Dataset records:
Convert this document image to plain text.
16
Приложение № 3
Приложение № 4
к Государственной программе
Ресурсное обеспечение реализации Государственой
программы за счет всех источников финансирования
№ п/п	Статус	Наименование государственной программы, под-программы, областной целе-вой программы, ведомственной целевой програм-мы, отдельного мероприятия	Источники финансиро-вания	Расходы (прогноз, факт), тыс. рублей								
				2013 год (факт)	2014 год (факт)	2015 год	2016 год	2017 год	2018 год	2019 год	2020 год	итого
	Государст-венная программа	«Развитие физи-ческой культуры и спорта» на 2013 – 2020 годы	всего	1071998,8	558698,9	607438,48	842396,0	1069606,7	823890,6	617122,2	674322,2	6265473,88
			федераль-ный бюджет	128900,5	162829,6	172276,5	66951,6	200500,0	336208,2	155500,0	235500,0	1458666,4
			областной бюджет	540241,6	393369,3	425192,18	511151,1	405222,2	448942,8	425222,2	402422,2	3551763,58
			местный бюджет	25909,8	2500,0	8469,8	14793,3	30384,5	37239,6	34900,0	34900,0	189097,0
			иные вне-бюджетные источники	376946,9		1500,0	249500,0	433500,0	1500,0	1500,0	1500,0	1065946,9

__GOAL__:
All entries must be repeated verbatim.

__ANSWER TO THE TASK__:
Convert this document image to plain text.
16
Приложение № 3
Приложение № 4
к Государственной программе
Ресурсное обеспечение реализации Государственой
программы за счет всех источников финансирования
№ п/п	Статус	Наименование государственной программы, под-программы, областной целе-вой программы, ведомственной целевой програм-мы, отдельного мероприятия	Источники финансиро-вания	Расходы (прогноз, факт), тыс. рублей								
				2013 год (факт)	2014 год (факт)	2015 год	2016 год	2017 год	2018 год	2019 год	2020 год	итого
	Государст-венная программа	«Развитие физи-ческой культуры и спорта» на 2013 – 2020 годы	всего	1071998,8	558698,9	607438,48	842396,0	1069606,7	823890,6	617122,2	674322,2	6265473,88
			федераль-ный бюджет	128900,5	162829,6	172276,5	66951,6	200500,0	336208,2	155500,0	235500,0	1458666,4
			областной бюджет	540241,6	393369,3	425192,18	511151,1	405222,2	448942,8	425222,2	402422,2	3551763,58
			местный бюджет	25909,8	2500,0	8469,8	14793,3	30384,5	37239,6	34900,0	34900,0	189097,0
			иные вне-бюджетные источники	376946,9		1500,0	249500,0	433500,0	1500,0	1500,0	1500,0	1065946,9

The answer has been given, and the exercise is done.